◆ Set problem ◆
Identify and reproduce every line holding the string "counter".

*** Supplied entries

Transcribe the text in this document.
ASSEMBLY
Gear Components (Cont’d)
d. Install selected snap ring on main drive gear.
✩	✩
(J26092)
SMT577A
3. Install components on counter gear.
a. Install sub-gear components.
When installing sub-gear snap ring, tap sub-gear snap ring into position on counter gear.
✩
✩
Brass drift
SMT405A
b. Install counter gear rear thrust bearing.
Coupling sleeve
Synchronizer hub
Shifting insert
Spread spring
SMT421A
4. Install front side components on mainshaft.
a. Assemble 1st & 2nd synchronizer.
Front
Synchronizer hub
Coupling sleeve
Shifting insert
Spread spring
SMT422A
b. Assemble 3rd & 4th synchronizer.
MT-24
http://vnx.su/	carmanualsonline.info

******

◆ Complete response ◆
3. Install components on counter gear.
When installing sub-gear snap ring, tap sub-gear snap ring into position on counter gear.
b. Install counter gear rear thrust bearing.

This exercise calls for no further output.